►
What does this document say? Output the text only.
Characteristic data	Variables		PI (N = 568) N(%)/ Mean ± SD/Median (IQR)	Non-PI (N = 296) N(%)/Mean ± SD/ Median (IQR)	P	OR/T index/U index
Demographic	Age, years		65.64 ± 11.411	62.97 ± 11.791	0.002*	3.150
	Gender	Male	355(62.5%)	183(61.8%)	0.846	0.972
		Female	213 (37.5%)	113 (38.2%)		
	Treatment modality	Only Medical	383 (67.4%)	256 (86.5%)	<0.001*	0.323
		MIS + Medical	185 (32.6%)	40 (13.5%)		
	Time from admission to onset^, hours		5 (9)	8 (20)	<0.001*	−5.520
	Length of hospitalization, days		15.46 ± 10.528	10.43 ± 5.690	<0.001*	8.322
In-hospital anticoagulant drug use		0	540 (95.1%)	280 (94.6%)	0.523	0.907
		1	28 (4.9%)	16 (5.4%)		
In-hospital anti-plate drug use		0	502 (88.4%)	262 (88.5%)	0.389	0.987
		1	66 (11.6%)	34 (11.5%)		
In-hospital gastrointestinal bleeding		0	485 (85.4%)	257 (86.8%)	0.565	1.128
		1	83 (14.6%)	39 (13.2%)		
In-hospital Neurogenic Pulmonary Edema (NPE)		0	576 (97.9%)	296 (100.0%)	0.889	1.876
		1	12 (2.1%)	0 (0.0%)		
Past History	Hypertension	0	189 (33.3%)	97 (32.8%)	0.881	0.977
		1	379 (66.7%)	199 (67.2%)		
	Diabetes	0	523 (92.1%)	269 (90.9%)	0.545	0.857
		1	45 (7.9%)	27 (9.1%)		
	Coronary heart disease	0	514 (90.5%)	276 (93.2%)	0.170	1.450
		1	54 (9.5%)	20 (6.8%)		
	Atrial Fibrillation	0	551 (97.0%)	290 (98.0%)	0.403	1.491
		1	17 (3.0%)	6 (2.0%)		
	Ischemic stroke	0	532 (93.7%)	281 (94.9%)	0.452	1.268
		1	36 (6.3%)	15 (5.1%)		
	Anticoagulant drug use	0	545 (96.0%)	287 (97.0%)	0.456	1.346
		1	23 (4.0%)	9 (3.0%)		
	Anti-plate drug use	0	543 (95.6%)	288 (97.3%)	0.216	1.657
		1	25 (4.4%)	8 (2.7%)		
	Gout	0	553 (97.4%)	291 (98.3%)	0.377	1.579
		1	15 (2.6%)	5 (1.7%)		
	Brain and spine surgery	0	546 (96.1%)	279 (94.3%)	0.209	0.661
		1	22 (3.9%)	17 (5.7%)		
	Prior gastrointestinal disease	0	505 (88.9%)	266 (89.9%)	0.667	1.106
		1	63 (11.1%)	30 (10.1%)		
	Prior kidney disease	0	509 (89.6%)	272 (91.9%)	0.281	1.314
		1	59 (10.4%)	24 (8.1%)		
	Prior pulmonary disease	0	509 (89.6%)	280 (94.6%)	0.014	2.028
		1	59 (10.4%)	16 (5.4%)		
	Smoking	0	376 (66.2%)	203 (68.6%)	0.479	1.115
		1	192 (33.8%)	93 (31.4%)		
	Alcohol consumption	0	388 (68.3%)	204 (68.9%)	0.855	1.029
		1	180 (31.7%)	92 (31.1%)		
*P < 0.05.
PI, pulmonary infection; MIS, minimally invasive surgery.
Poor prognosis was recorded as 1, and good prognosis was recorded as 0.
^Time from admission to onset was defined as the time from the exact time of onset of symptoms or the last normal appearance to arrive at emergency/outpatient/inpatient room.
◄
WHAT NEEDS TO BE DONE> Pull out each line of the entries that contains "disease".

PROBLEM SOLUTION>
	Coronary heart disease	0	514 (90.5%)	276 (93.2%)	0.170	1.450
	Prior gastrointestinal disease	0	505 (88.9%)	266 (89.9%)	0.667	1.106
	Prior kidney disease	0	509 (89.6%)	272 (91.9%)	0.281	1.314
	Prior pulmonary disease	0	509 (89.6%)	280 (94.6%)	0.014	2.028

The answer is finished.